TASK GOAL
Each line that follows is to be retyped exactly.

Rows from a figure dataset
•••••
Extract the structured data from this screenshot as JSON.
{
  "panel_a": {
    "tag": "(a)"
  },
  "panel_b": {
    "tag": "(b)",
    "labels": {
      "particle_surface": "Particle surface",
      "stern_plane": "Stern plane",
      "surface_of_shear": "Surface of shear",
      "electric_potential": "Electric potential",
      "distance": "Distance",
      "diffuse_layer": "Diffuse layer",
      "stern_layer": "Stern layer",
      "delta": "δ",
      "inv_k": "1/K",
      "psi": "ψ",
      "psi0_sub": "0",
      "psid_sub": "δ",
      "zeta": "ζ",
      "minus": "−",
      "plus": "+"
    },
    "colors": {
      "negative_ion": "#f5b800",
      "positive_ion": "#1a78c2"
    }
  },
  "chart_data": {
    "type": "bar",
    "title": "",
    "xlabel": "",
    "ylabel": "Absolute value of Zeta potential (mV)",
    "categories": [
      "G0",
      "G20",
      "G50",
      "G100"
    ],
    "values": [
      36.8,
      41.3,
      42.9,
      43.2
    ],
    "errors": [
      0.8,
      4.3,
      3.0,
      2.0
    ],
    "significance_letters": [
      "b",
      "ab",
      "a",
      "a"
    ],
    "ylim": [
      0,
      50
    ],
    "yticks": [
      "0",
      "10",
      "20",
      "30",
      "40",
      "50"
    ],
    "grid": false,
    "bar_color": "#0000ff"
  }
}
•••••
PROBLEM SOLUTION
Extract the structured data from this screenshot as JSON.
{
  "panel_a": {
    "tag": "(a)"
  },
  "panel_b": {
    "tag": "(b)",
    "labels": {
      "particle_surface": "Particle surface",
      "stern_plane": "Stern plane",
      "surface_of_shear": "Surface of shear",
      "electric_potential": "Electric potential",
      "distance": "Distance",
      "diffuse_layer": "Diffuse layer",
      "stern_layer": "Stern layer",
      "delta": "δ",
      "inv_k": "1/K",
      "psi": "ψ",
      "psi0_sub": "0",
      "psid_sub": "δ",
      "zeta": "ζ",
      "minus": "−",
      "plus": "+"
    },
    "colors": {
      "negative_ion": "#f5b800",
      "positive_ion": "#1a78c2"
    }
  },
  "chart_data": {
    "type": "bar",
    "title": "",
    "xlabel": "",
    "ylabel": "Absolute value of Zeta potential (mV)",
    "categories": [
      "G0",
      "G20",
      "G50",
      "G100"
    ],
    "values": [
      36.8,
      41.3,
      42.9,
      43.2
    ],
    "errors": [
      0.8,
      4.3,
      3.0,
      2.0
    ],
    "significance_letters": [
      "b",
      "ab",
      "a",
      "a"
    ],
    "ylim": [
      0,
      50
    ],
    "yticks": [
      "0",
      "10",
      "20",
      "30",
      "40",
      "50"
    ],
    "grid": false,
    "bar_color": "#0000ff"
  }
}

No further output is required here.